Una sociedad moderna –se postula– ha de considerar bueno “usar el sexo” como un
objeto más de consumo. Y si no cuenta con un valor personal, si la dimensión
sexual del ser humano carece de una significación personal, nada impide caer en
la valoración superficial de las conductas a partir de la mera utilidad o la
simple satisfacción. Así se termina en el permisivismo más radical y, en última
instancia, en el nihilismo más absoluto. No es difícil constatar las nocivas
consecuencias de este vaciamiento de significado: una cultura que no genera
vida y que vive la tendencia cada vez más acentuada de convertirse en una cultura
de muerte[58].
— Difusión
de la ideología de género
58. Conocidos
son los caminos que han llevado a la difusión de esta manera de pensar. Uno de
las más importantes ha sido la manipulación del lenguaje. Se ha propagado un
modo de hablar que enmascara algunas de las verdades básicas de las relaciones
humanas. Es lo que ha ocurrido con el término “matrimonio”, cuya significación
se ha querido ampliar hasta incluir bajo esa denominación algunas formas de
unión que nada tienen que ver con la realidad matrimonial. De esos intentos de
deformación lingüística forman parte, por señalar solo algunos, el empleo, de
forma casi exclusiva, del término “pareja” cuando se habla del matrimonio; la
inclusión en el concepto de “familia” de distintos “modos de convivencia” más o
menos estables, como si existiese una especie de “familia a la carta”; el uso
del vocablo “progenitores” en lugar de los de “padre” y “madre”; la utilización
de la expresión “violencia de género” y no la de “violencia doméstica” o
“violencia en el entorno familiar”, expresiones más exactas, ya que de esa
violencia también son víctimas los hijos.
59. Esa
ideología, introducida primero en los acuerdos internacionales sobre la
población y la mujer, ha dado lugar después a recomendaciones por parte de los
más altos organismos internacionales y de ámbito europeo que han inspirado
algunas políticas de los Estados. Da la impresión de que, como eco de esas
recomendaciones, se han tomado algunas medidas legislativas a fin de “imponer”
la terminología propia de esta ideología. Constatamos con dolor que también en
nuestra sociedad los poderes públicos han contribuido, no pocas veces, con sus
actuaciones a esa deformación.
60. No se
detiene, sin embargo, la estrategia en la introducción de dicha ideología en el
ámbito legislativo. Se busca, sobre todo, impregnar de esa ideología el ámbito
educativo. Porque el objetivo será completo cuando la sociedad –los miembros
que la forman– vean como “normales” los postulados que se proclaman. Eso solo
se conseguirá si se educa en ella, ya desde la infancia, a las jóvenes
generaciones. No extraña, por eso, que, con esa finalidad, se evite cualquier
formación auténticamente moral sobre la sexualidad humana. Es decir, que en
este campo se excluya la educación en las virtudes, la responsabilidad de los
padres y los valores espirituales, y que el mal moral se circunscriba
exclusivamente a la violencia sexual de uno contra otro.

-- LISTADO DE DATOS --
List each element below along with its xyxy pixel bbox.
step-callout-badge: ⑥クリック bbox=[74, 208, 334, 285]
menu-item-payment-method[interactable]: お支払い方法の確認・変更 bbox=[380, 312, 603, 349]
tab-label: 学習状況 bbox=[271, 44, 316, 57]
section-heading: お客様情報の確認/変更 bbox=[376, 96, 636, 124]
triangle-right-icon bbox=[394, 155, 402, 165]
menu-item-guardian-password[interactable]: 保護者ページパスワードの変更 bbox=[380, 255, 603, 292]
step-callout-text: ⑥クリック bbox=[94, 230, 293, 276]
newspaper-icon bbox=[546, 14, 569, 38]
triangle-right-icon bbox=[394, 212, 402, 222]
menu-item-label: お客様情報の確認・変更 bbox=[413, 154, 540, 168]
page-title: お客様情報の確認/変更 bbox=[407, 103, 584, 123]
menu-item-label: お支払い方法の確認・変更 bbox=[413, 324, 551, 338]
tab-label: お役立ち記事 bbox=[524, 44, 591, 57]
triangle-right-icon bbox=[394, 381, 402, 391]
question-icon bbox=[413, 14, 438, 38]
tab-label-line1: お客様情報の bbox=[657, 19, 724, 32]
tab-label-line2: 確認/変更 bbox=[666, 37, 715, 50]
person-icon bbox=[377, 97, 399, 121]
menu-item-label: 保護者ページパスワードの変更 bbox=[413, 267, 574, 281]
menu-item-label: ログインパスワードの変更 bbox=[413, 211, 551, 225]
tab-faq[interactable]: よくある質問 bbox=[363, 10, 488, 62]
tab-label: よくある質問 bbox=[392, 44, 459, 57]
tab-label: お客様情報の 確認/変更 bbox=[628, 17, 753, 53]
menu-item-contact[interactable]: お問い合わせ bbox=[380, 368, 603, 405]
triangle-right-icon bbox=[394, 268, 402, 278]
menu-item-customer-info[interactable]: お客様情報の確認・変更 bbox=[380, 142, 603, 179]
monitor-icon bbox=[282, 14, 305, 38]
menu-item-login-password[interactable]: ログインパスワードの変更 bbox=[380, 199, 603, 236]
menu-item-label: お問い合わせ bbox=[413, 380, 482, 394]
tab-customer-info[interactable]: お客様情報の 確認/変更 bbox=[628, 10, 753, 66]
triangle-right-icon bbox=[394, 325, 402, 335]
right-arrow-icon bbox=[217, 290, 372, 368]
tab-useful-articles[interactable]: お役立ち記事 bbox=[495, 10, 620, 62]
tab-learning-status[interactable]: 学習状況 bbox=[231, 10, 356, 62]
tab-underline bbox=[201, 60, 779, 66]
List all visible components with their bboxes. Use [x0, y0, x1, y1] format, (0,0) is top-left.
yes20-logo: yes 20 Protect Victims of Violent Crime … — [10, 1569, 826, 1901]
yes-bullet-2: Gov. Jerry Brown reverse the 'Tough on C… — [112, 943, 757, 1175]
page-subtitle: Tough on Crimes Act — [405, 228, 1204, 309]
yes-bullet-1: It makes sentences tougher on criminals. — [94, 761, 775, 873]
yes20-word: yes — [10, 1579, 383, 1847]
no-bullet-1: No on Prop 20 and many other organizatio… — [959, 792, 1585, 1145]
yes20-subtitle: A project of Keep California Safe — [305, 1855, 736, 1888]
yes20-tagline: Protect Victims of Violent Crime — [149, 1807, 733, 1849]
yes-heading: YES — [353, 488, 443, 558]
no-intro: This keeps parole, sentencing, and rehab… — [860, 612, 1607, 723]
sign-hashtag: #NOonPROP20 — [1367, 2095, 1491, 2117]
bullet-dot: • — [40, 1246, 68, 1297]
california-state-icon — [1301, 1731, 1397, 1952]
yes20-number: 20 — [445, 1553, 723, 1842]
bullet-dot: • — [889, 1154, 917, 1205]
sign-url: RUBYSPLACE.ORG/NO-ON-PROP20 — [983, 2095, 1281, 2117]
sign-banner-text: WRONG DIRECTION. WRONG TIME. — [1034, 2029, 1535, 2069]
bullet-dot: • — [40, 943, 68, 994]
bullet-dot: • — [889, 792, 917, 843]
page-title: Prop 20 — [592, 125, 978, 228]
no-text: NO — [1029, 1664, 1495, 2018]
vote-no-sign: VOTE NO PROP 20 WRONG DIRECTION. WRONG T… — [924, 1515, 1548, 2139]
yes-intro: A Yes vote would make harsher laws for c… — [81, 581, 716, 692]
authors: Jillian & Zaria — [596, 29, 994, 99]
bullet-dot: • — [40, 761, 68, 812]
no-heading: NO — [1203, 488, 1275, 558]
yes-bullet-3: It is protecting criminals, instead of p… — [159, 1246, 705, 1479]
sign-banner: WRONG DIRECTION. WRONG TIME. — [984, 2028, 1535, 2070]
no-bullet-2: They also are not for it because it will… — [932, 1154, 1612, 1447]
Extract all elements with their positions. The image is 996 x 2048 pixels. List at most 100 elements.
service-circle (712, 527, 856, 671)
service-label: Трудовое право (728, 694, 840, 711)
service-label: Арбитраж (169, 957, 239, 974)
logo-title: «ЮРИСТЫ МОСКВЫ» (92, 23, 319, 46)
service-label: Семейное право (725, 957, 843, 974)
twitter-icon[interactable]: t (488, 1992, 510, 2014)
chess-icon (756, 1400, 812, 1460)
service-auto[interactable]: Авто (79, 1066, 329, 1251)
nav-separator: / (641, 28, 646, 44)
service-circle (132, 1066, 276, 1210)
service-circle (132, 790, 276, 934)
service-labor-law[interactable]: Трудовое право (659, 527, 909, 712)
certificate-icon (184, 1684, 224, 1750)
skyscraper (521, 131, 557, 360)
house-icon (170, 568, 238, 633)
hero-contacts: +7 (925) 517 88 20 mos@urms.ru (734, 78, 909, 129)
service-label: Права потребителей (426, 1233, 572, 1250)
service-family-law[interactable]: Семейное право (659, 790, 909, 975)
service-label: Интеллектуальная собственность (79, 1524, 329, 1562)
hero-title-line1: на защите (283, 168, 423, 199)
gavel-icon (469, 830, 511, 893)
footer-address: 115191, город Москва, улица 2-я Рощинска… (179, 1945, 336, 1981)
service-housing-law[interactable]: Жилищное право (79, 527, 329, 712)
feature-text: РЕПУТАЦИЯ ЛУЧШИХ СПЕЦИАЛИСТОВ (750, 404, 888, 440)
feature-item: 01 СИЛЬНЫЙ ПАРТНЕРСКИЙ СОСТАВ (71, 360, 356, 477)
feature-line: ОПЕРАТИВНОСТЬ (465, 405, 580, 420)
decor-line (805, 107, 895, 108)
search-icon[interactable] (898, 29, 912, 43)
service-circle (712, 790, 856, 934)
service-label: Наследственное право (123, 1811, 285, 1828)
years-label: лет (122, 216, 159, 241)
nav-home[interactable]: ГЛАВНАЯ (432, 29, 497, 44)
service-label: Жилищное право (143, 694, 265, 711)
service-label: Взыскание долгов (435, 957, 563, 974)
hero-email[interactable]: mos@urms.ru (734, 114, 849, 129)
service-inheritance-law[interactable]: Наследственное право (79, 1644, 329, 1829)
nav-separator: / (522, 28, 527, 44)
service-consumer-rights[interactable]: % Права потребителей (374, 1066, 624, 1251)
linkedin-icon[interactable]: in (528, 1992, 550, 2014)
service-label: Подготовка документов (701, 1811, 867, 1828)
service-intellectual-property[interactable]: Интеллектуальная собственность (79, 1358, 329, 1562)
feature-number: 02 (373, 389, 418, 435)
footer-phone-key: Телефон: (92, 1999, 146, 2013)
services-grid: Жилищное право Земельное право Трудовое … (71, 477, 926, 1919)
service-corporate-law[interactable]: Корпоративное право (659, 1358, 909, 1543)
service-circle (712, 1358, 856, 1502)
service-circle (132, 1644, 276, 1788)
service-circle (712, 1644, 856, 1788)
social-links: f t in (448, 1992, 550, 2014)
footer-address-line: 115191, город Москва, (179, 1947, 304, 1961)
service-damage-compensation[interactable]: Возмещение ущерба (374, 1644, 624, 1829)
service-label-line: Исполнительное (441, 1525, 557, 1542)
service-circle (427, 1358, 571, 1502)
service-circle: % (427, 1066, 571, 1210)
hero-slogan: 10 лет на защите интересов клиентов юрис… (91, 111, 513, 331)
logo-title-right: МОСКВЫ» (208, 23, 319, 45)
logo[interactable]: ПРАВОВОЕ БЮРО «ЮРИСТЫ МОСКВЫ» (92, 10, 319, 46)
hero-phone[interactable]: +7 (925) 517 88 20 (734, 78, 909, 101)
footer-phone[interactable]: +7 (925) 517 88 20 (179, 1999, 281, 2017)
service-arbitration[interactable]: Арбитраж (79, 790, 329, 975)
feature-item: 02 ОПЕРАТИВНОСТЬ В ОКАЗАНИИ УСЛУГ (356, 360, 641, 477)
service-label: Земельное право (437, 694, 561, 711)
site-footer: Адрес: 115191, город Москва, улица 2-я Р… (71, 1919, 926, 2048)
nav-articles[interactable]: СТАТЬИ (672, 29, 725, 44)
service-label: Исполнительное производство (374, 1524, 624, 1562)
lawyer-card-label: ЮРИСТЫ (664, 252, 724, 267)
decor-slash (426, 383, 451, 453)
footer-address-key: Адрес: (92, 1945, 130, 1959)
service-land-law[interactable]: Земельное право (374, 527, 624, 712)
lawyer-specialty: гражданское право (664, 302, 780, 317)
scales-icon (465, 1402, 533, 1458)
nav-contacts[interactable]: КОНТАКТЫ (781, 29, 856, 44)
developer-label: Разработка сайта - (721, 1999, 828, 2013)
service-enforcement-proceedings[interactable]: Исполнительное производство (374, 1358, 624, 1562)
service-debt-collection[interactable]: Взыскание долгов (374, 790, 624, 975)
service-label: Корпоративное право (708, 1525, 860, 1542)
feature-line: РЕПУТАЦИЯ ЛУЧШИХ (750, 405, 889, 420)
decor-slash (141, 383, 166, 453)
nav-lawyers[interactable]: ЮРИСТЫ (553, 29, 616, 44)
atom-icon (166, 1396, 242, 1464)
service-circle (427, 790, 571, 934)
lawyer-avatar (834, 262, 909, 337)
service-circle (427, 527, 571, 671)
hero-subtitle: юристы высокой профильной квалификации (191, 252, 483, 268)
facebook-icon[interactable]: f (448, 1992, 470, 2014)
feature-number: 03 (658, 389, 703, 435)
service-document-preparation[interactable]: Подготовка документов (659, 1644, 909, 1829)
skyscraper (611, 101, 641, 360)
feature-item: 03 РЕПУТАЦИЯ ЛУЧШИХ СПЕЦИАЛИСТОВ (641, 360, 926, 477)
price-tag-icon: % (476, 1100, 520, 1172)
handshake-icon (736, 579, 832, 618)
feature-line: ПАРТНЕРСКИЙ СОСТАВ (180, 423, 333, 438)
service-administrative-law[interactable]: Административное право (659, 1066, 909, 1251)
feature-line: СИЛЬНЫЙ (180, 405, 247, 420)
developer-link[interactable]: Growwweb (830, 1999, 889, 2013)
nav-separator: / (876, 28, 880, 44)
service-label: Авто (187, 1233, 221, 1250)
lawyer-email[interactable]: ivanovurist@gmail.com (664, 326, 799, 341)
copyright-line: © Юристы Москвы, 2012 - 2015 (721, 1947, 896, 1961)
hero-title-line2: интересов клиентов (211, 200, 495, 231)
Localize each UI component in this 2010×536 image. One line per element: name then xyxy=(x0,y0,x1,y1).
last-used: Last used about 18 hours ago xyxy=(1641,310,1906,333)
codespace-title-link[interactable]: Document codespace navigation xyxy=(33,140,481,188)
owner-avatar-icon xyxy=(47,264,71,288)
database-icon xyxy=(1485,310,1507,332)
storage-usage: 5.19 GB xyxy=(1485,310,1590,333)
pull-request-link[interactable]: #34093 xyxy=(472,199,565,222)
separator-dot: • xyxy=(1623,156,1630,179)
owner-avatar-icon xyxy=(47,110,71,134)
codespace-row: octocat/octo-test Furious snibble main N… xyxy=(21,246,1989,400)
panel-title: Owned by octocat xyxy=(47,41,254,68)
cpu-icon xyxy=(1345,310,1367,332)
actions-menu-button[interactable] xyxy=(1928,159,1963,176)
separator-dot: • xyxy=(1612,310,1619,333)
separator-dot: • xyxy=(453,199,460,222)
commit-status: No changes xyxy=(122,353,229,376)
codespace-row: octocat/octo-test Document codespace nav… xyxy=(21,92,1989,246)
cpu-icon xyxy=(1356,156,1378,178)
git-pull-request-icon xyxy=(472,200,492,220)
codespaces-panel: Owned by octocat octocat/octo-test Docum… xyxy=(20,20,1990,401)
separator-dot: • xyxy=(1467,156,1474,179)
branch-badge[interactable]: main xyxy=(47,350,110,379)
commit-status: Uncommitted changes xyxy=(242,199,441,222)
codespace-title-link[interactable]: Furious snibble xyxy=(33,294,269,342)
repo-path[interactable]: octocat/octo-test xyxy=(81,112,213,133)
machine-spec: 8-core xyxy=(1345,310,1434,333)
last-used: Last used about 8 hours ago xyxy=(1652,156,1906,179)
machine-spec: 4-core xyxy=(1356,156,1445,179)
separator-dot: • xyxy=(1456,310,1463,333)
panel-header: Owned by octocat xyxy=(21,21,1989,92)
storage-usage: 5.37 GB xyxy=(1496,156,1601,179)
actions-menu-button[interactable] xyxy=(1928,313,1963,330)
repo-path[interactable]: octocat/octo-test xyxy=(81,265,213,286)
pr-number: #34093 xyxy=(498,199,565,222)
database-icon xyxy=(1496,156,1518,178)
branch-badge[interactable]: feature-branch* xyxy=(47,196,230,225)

-- CONJUNTO DE TAREAS --
1. Responde según el texto:
(a) ¿Qué término se emplea de forma casi exclusiva cuando se habla del matrimonio?
(b) ¿En qué acuerdos se introdujo primero esa ideología?
(c) ¿Qué ámbito se busca, sobre todo, impregnar de esa ideología?
2. Reproduce literalmente el fragmento del texto que comienza en "Una sociedad moderna" y termina en "de muerte[58].".
Los registros no tienen ningún papel en este ejercicio.

-- RESPUESTAS DEL EJERCICIO --
1.
(a) El término "pareja".
(b) En los acuerdos internacionales sobre la población y la mujer.
(c) El ámbito educativo.

2.
Una sociedad moderna –se postula– ha de considerar bueno “usar el sexo” como un
objeto más de consumo. Y si no cuenta con un valor personal, si la dimensión
sexual del ser humano carece de una significación personal, nada impide caer en
la valoración superficial de las conductas a partir de la mera utilidad o la
simple satisfacción. Así se termina en el permisivismo más radical y, en última
instancia, en el nihilismo más absoluto. No es difícil constatar las nocivas
consecuencias de este vaciamiento de significado: una cultura que no genera
vida y que vive la tendencia cada vez más acentuada de convertirse en una cultura
de muerte[58].